*THE INPUT*
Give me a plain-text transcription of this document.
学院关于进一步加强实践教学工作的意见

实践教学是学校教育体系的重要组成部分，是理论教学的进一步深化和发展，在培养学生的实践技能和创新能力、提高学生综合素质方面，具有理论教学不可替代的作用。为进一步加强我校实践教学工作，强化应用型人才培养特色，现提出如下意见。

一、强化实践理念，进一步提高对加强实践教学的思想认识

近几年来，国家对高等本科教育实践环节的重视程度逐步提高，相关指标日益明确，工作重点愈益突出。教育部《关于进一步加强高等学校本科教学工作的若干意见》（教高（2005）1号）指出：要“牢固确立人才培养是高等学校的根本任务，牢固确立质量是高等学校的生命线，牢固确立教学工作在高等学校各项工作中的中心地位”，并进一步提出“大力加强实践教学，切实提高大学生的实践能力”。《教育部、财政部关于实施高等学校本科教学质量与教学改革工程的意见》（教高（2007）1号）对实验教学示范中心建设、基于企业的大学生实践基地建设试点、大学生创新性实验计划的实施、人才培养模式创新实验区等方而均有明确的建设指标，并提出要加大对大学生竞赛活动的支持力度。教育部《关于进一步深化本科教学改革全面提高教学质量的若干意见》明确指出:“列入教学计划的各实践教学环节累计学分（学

*EXERCISE DETAILS*
Copy all of the material word for word.

*ANSWER TO THIS EXERCISE*
Give me a plain-text transcription of this document.
学院关于进一步加强实践教学工作的意见

实践教学是学校教育体系的重要组成部分，是理论教学的进一步深化和发展，在培养学生的实践技能和创新能力、提高学生综合素质方面，具有理论教学不可替代的作用。为进一步加强我校实践教学工作，强化应用型人才培养特色，现提出如下意见。

一、强化实践理念，进一步提高对加强实践教学的思想认识

近几年来，国家对高等本科教育实践环节的重视程度逐步提高，相关指标日益明确，工作重点愈益突出。教育部《关于进一步加强高等学校本科教学工作的若干意见》（教高（2005）1号）指出：要“牢固确立人才培养是高等学校的根本任务，牢固确立质量是高等学校的生命线，牢固确立教学工作在高等学校各项工作中的中心地位”，并进一步提出“大力加强实践教学，切实提高大学生的实践能力”。《教育部、财政部关于实施高等学校本科教学质量与教学改革工程的意见》（教高（2007）1号）对实验教学示范中心建设、基于企业的大学生实践基地建设试点、大学生创新性实验计划的实施、人才培养模式创新实验区等方而均有明确的建设指标，并提出要加大对大学生竞赛活动的支持力度。教育部《关于进一步深化本科教学改革全面提高教学质量的若干意见》明确指出:“列入教学计划的各实践教学环节累计学分（学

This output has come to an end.